Return all lines in the material below that contain "小满欢乐".
+++ MATERIAL PROVIDED +++
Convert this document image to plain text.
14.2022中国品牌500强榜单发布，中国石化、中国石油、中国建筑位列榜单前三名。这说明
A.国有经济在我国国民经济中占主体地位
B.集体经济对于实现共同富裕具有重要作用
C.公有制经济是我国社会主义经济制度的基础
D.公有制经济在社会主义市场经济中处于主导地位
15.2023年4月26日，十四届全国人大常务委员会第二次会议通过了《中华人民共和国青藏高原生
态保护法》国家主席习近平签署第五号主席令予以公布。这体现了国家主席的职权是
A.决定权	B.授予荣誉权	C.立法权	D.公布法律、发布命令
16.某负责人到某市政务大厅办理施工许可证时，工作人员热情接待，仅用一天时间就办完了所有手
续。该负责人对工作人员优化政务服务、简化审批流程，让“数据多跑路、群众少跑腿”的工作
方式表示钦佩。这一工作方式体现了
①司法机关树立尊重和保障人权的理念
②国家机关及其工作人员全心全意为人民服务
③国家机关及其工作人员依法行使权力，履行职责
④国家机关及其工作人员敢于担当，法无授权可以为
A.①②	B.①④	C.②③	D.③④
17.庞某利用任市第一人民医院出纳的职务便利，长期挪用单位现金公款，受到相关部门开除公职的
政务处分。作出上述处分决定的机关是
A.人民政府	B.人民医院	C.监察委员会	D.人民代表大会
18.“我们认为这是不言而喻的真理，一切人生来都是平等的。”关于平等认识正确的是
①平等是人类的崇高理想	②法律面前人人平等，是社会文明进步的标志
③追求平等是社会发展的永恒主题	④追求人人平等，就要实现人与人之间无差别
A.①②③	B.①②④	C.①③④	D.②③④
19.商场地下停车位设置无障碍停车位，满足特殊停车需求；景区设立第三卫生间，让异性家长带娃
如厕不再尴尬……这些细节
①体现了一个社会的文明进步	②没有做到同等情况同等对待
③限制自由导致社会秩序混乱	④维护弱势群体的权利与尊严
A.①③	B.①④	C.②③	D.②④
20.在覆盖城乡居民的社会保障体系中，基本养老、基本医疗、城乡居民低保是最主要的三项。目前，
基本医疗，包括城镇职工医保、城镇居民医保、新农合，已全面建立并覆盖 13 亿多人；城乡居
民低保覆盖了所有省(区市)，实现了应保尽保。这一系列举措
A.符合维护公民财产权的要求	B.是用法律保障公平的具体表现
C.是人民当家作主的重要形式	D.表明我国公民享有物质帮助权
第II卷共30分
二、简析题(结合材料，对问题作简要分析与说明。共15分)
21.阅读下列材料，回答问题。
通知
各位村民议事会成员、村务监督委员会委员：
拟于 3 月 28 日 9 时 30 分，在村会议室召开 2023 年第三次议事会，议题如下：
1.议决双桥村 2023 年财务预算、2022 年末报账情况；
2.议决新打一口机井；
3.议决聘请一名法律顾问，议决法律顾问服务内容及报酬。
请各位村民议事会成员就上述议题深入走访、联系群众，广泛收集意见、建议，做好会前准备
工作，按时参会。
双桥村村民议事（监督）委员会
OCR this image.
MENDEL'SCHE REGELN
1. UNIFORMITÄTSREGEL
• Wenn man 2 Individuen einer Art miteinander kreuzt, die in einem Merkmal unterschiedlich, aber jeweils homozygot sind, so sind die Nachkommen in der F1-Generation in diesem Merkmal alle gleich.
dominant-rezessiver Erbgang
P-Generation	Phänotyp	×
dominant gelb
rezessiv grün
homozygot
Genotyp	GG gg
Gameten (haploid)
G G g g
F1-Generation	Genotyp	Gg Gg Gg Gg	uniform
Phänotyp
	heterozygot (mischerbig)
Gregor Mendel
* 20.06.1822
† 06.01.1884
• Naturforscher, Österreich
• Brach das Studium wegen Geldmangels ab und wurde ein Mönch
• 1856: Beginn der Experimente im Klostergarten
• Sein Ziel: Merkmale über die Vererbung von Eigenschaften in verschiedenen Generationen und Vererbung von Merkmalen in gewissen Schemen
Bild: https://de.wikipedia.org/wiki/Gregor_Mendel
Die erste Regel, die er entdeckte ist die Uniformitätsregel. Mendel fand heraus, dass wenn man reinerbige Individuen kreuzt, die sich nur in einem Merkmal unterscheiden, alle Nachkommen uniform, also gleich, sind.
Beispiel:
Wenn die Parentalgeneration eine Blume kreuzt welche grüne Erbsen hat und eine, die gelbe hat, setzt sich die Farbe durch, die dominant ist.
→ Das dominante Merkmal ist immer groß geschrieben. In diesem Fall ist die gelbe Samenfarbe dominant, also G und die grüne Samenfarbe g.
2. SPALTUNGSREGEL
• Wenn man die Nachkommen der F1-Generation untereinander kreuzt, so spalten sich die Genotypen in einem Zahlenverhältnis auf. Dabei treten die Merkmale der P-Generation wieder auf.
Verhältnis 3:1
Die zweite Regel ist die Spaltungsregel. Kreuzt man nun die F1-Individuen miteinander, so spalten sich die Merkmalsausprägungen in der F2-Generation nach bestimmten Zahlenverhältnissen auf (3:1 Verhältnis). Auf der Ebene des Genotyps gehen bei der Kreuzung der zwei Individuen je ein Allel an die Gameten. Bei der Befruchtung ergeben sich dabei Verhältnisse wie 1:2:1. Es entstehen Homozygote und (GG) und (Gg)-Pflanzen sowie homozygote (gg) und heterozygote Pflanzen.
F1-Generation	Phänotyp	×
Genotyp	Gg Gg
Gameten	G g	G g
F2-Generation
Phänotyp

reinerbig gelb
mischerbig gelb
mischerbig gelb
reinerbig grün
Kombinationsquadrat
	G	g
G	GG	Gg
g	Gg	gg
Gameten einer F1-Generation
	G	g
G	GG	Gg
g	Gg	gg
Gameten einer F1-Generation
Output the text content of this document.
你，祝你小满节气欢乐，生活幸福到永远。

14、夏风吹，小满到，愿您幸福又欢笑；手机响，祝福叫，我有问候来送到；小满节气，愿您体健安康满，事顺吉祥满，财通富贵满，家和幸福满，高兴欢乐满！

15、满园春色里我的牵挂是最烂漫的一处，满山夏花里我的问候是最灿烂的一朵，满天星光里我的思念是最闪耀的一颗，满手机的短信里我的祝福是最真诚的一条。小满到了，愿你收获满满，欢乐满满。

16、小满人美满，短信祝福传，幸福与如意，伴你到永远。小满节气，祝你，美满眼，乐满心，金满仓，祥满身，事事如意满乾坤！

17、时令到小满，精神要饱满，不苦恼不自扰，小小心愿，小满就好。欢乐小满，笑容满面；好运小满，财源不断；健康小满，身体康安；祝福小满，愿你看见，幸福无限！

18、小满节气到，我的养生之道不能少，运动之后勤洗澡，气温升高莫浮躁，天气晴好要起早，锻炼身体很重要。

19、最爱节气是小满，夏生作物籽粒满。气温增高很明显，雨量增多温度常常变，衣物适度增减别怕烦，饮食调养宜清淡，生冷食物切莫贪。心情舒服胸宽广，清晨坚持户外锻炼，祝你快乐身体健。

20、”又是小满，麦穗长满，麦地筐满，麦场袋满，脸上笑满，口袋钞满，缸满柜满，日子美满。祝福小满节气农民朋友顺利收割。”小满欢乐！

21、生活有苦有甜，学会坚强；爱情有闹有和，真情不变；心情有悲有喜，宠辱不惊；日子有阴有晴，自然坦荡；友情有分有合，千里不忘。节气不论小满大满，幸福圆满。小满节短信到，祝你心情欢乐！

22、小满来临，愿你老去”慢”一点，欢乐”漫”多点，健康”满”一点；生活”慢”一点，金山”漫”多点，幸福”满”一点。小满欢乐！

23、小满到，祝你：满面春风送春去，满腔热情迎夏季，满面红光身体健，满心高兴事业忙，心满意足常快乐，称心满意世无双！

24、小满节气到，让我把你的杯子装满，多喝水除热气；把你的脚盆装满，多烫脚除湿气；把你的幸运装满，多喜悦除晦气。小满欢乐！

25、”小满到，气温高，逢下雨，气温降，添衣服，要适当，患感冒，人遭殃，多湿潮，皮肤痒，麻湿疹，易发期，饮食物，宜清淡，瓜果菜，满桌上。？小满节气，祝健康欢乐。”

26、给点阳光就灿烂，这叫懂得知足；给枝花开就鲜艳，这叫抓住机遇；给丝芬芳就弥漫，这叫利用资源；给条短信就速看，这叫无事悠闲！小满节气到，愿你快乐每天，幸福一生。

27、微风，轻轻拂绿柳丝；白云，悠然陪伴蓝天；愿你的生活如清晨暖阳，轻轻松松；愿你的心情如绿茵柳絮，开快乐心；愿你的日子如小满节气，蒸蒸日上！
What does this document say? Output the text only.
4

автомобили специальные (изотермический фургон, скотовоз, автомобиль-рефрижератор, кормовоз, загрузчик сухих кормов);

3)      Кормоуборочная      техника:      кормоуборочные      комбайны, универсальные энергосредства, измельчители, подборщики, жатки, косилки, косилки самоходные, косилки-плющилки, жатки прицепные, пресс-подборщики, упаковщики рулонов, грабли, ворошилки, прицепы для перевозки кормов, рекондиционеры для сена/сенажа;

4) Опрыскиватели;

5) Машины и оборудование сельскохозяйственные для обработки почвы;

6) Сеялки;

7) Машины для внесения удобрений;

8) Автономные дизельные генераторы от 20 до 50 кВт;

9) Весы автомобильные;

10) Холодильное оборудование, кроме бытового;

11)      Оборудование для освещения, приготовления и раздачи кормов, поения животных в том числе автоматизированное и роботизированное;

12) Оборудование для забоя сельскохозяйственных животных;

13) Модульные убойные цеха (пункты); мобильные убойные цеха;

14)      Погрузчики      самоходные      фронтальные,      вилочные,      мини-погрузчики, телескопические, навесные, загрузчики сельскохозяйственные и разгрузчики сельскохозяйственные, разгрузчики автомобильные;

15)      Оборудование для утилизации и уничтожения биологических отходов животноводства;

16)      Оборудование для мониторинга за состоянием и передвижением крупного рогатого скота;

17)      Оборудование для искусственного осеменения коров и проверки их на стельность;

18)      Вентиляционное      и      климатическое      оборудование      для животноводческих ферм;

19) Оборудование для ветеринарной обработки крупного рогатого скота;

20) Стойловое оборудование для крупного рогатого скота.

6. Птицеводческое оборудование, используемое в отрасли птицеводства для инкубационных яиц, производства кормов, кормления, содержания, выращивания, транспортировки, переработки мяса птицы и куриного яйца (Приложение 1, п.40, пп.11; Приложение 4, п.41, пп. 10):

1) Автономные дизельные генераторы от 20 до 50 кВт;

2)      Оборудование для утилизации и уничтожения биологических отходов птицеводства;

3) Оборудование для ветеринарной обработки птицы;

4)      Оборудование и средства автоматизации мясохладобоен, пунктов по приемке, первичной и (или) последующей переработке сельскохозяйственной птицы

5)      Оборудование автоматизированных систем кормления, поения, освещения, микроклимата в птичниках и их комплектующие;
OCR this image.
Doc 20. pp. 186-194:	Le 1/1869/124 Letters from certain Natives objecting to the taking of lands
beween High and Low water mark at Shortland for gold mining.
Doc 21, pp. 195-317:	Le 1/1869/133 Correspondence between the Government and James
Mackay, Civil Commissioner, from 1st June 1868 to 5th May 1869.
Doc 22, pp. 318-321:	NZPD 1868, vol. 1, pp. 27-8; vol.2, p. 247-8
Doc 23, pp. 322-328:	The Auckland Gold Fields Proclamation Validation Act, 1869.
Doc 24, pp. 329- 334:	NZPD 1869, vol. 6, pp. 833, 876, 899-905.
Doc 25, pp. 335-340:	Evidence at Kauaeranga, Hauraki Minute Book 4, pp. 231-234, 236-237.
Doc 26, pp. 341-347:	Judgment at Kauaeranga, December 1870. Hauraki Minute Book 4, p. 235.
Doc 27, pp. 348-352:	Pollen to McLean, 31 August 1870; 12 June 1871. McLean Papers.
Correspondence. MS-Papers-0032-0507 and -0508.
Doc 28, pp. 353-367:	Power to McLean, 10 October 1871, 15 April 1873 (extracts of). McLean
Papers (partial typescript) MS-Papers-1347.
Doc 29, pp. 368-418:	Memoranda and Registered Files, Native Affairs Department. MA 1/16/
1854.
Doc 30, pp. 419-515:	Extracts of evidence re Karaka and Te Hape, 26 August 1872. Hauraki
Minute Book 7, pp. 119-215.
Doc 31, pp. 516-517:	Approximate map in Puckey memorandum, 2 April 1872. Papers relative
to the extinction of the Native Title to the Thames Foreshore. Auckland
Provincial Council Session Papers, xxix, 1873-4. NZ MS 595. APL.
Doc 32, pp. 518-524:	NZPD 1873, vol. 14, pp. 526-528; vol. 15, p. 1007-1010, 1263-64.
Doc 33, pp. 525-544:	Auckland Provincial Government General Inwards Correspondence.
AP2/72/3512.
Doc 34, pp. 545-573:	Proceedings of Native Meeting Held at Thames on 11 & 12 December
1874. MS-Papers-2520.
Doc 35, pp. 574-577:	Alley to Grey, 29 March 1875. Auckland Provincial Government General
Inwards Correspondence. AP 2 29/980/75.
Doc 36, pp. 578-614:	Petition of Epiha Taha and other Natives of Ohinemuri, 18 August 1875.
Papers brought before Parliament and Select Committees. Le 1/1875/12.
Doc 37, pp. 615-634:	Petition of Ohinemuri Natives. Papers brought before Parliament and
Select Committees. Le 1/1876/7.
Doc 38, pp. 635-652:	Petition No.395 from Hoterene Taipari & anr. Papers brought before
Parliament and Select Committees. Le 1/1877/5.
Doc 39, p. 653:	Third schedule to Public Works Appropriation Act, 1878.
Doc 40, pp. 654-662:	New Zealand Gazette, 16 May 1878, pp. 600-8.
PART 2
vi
+++
COMPLETED EXERCISE:
20、”又是小满，麦穗长满，麦地筐满，麦场袋满，脸上笑满，口袋钞满，缸满柜满，日子美满。祝福小满节气农民朋友顺利收割。”小满欢乐！
22、小满来临，愿你老去”慢”一点，欢乐”漫”多点，健康”满”一点；生活”慢”一点，金山”漫”多点，幸福”满”一点。小满欢乐！
24、小满节气到，让我把你的杯子装满，多喝水除热气；把你的脚盆装满，多烫脚除湿气；把你的幸运装满，多喜悦除晦气。小满欢乐！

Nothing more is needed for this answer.